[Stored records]
++++++
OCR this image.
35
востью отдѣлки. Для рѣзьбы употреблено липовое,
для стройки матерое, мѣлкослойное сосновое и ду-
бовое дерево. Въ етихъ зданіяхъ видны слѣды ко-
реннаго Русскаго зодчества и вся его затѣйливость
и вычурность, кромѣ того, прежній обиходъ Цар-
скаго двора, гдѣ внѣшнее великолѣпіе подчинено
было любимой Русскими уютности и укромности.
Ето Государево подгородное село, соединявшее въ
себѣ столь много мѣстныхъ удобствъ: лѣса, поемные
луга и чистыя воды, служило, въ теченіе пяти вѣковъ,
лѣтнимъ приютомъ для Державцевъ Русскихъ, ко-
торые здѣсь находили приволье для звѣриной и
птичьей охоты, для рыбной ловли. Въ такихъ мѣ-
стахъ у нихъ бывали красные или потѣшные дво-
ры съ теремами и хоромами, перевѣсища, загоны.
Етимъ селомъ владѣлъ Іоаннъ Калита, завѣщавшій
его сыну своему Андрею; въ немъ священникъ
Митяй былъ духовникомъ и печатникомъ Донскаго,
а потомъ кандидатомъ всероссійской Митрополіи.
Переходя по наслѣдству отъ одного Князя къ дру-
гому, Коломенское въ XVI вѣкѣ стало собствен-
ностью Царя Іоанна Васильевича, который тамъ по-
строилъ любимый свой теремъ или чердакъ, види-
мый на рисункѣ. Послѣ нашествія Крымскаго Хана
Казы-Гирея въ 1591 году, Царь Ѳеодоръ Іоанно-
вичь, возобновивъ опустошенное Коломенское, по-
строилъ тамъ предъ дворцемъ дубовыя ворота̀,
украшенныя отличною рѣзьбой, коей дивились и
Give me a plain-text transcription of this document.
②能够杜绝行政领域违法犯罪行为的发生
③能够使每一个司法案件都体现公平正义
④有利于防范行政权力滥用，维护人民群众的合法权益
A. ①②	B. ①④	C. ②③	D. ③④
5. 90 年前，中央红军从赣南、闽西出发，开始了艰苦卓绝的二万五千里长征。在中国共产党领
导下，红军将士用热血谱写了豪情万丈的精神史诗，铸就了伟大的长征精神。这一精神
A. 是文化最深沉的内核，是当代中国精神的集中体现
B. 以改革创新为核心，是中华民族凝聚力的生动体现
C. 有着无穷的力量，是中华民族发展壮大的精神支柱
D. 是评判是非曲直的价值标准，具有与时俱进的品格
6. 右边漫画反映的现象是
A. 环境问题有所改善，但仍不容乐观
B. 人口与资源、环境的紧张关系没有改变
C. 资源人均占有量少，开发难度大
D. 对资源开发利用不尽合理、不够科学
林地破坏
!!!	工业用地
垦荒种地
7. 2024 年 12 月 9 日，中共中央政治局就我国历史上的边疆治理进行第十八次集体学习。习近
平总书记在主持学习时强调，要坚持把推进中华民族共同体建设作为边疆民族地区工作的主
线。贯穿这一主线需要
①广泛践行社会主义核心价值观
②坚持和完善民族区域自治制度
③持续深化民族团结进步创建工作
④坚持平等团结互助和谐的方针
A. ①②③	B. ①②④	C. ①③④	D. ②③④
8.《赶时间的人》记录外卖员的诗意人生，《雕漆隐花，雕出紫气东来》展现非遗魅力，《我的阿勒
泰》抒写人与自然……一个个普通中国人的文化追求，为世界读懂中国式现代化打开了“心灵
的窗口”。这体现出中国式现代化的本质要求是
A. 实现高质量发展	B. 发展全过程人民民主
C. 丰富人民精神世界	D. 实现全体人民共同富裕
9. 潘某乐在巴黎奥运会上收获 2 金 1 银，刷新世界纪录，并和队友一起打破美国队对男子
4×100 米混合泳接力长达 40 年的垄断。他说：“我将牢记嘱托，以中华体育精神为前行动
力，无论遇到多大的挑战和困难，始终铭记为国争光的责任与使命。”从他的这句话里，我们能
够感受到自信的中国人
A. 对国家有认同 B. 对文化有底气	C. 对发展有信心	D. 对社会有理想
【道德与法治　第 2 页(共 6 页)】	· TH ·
++++++
DIRECTIONS: Show every line from the entries above in which "строилъ" appears.

FULL SOLUTION:
строилъ любимый свой теремъ или чердакъ, види-
строилъ тамъ предъ дворцемъ дубовыя ворота̀,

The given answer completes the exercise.